::: ESTRATTO DELLA PAGINA :::

Qual è lo scopo di un luogo dedicato al silenzio?
«Offrire uno spazio per riflettere, pregare, e ritrovare la propria dimensione di uomini. Ho preso spunto dalla tradizione francescana, ma lo spirito è laico, aperto alle esigenze di tutti. Nelle vecchie celle delle detenute, rimesse a nuovo, ora ci sono spazi di meditazione. Qui può venire chiunque: un ragazzo in crisi d’identità, un padre separato, una donna depressa o un semplice curioso. Siamo aperti il martedì e il giovedì pomeriggio, l’ingresso è libero».
Come ha sviluppato il progetto dell’Eremo?
«Mi sono ispirato a tre figure: Carlo Carretto [1910-1988, ndr], padre Pierre-Marie Delfieux [1934-2013, ndr] e Catherine de Hueck Doherty [1896-1985, ndr]. Carlo Carretto è stato per anni monaco eremita nel deserto. Al ritorno ha descritto quest’esperienza. Durante un convegno in Giappone gli fu chiesto dai giovani come potessero fare tesoro dei suoi insegnamenti nelle realtà urbane. Allora lui insistette sull’importanza della dimensione interiore di ciascuno. E li spinse a riflettere sul ruolo fondamentale del silenzio nelle loro vite. Un insegnamento subito messo in pratica dal prete Pierre Marie-Delfieux, che ha condiviso con Carretto parte dell’eremitaggio, e ha creato nelle città francesi degli spazi di meditazione. Un altro spunto è stata l’opera di Catherine de Hueck Doherty (http://www.madonnahouse.org/doherty/). A differenza degli altri due non era una religiosa. Era una donna sposata con figli, che ha creato la comunità ‘Apostolato della casa di Maria’. Una realtà particolare…».

::: RIGHE DEL DATASET :::

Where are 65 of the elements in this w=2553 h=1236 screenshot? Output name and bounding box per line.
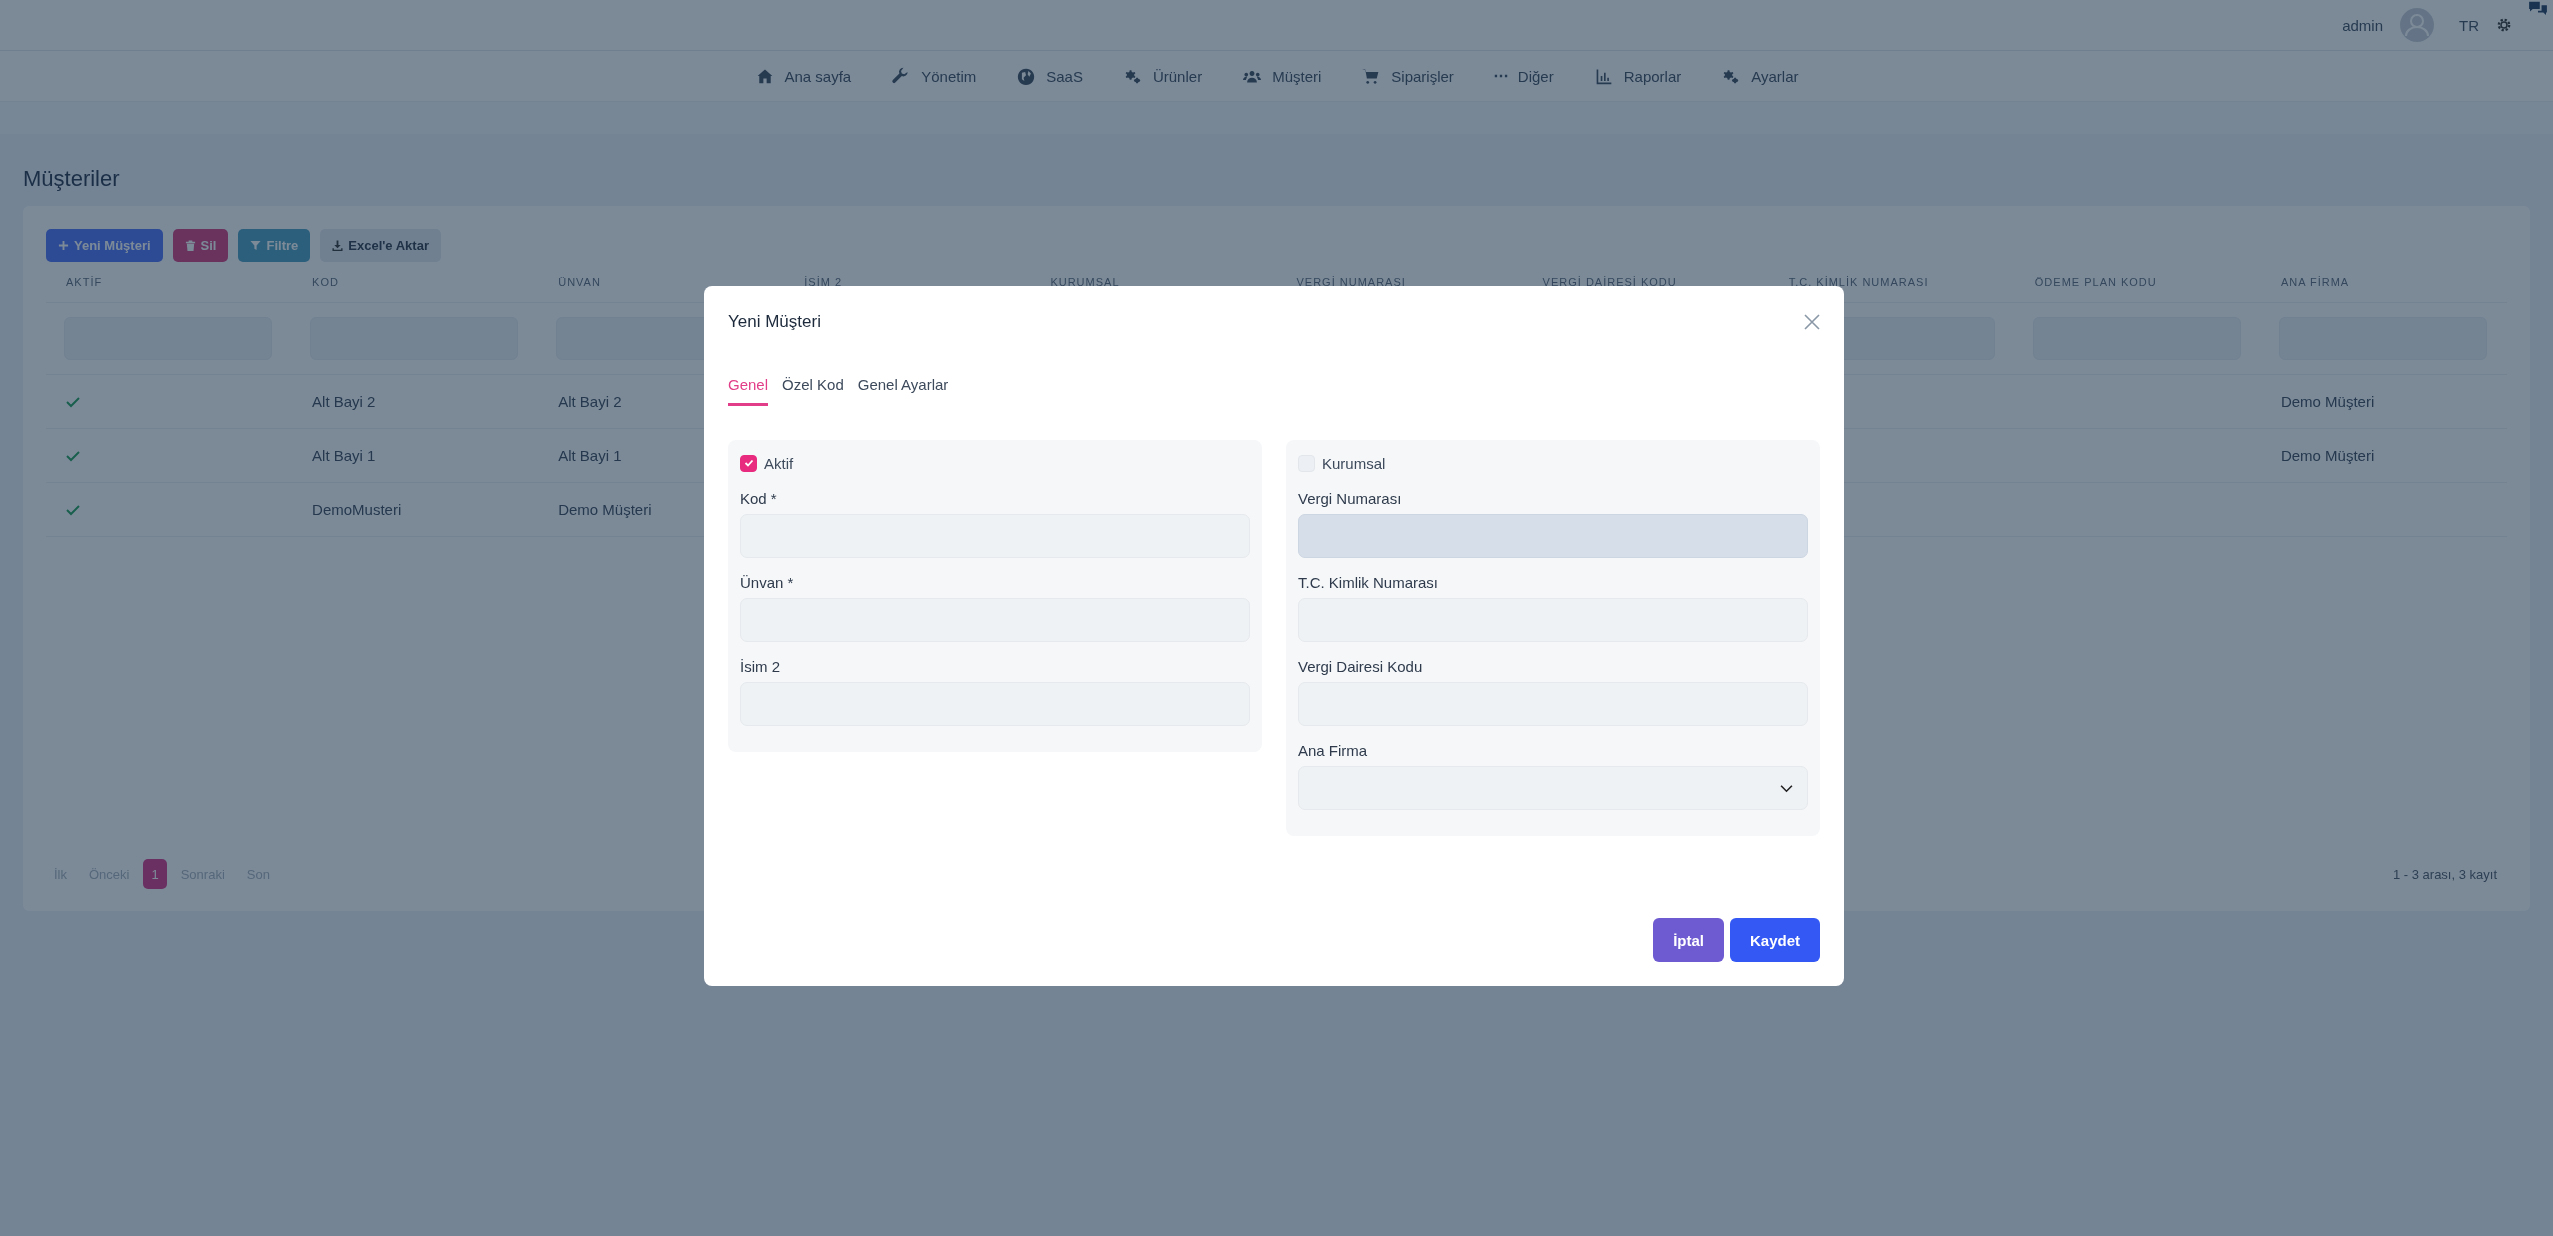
table-cell: Demo Müşteri [2280, 447, 2375, 464]
plus-icon [58, 240, 69, 251]
nav-link[interactable]: Ana sayfa [754, 67, 852, 85]
table-cell: Alt Bayi 1 [312, 447, 376, 464]
settings-icon[interactable] [2495, 16, 2513, 34]
modal-title: Yeni Müşteri [728, 312, 821, 332]
field-label: Ünvan * [740, 574, 795, 591]
tab[interactable]: Genel Ayarlar [857, 376, 949, 406]
column-header[interactable]: VERGİ NUMARASI [1296, 276, 1406, 288]
trash-icon [184, 240, 196, 251]
close-icon[interactable] [1804, 314, 1820, 330]
table-cell: Demo Müşteri [2280, 393, 2375, 410]
nav-link[interactable]: Yönetim [891, 67, 977, 85]
column-header[interactable]: KOD [312, 276, 339, 288]
column-header[interactable]: VERGİ DAİRESİ KODU [1542, 276, 1677, 288]
record-count: 1 - 3 arası, 3 kayıt [2392, 866, 2498, 882]
column-header[interactable]: İSİM 2 [804, 276, 843, 288]
nav-link[interactable]: Ürünler [1122, 67, 1203, 85]
field-label: T.C. Kimlik Numarası [1298, 574, 1440, 591]
nav-link[interactable]: Diğer [1493, 67, 1554, 85]
field-label: Vergi Dairesi Kodu [1298, 658, 1424, 675]
table-cell: Alt Bayi 2 [558, 393, 622, 410]
dialog-button[interactable]: İptal [1653, 918, 1724, 962]
column-header[interactable]: T.C. KİMLİK NUMARASI [1788, 276, 1929, 288]
dots-icon [1493, 74, 1508, 78]
checkbox-label: Aktif [764, 454, 794, 472]
nav-link[interactable]: Siparişler [1361, 67, 1454, 85]
column-header[interactable]: ÜNVAN [558, 276, 601, 288]
language-selector[interactable]: TR [2459, 16, 2479, 34]
field-label: Kod * [740, 490, 778, 507]
checkbox-label: Kurumsal [1322, 454, 1386, 472]
avatar-icon[interactable] [2399, 7, 2435, 43]
toolbar-button[interactable]: Excel'e Aktar [320, 229, 441, 262]
table-cell: Alt Bayi 1 [558, 447, 622, 464]
tab[interactable]: Özel Kod [782, 376, 844, 406]
toolbar-button[interactable]: Sil [172, 229, 229, 262]
table-cell: DemoMusteri [312, 501, 402, 518]
dropdown-field[interactable] [1298, 766, 1808, 810]
chat-icon[interactable] [2527, 0, 2549, 16]
globe-icon [1016, 67, 1037, 85]
tab[interactable]: Genel [728, 376, 769, 406]
column-header[interactable]: ANA FİRMA [2280, 276, 2350, 288]
nav-link[interactable]: Müşteri [1242, 67, 1322, 85]
toolbar-button[interactable]: Filtre [238, 229, 311, 262]
pagination-button[interactable]: 1 [143, 859, 167, 889]
nav-link[interactable]: Raporlar [1593, 67, 1682, 85]
download-icon [332, 240, 344, 251]
checkbox[interactable] [740, 454, 757, 472]
nav-link[interactable]: SaaS [1016, 67, 1083, 85]
column-header[interactable]: ÖDEME PLAN KODU [2034, 276, 2157, 288]
caret-icon [1780, 783, 1793, 793]
field-label: Vergi Numarası [1298, 490, 1403, 507]
table-cell: Demo Müşteri [558, 501, 652, 518]
check-icon [742, 457, 755, 469]
column-header[interactable]: AKTİF [66, 276, 103, 288]
user-name[interactable]: admin [2342, 16, 2383, 34]
nav-link[interactable]: Ayarlar [1721, 67, 1799, 85]
dialog-button[interactable]: Kaydet [1729, 918, 1820, 962]
table-cell: Alt Bayi 2 [312, 393, 376, 410]
toolbar-button[interactable]: Yeni Müşteri [46, 229, 163, 262]
page-title: Müşteriler [23, 165, 121, 193]
filter-icon [250, 240, 262, 251]
field-label: İsim 2 [740, 658, 781, 675]
field-label: Ana Firma [1298, 742, 1369, 759]
column-header[interactable]: KURUMSAL [1050, 276, 1120, 288]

:::

> [COSA FARE]: Riscrivi senza modifiche il passo dell'intervista sull'Eremo che va da "Qual è lo scopo" fino a "il progetto dell’Eremo?" incluso. L'elenco non ha alcun legame con l'intervista sull'Eremo.

> [RISPOSTA]:
Qual è lo scopo di un luogo dedicato al silenzio?
«Offrire uno spazio per riflettere, pregare, e ritrovare la propria dimensione di uomini. Ho preso spunto dalla tradizione francescana, ma lo spirito è laico, aperto alle esigenze di tutti. Nelle vecchie celle delle detenute, rimesse a nuovo, ora ci sono spazi di meditazione. Qui può venire chiunque: un ragazzo in crisi d’identità, un padre separato, una donna depressa o un semplice curioso. Siamo aperti il martedì e il giovedì pomeriggio, l’ingresso è libero».
Come ha sviluppato il progetto dell’Eremo?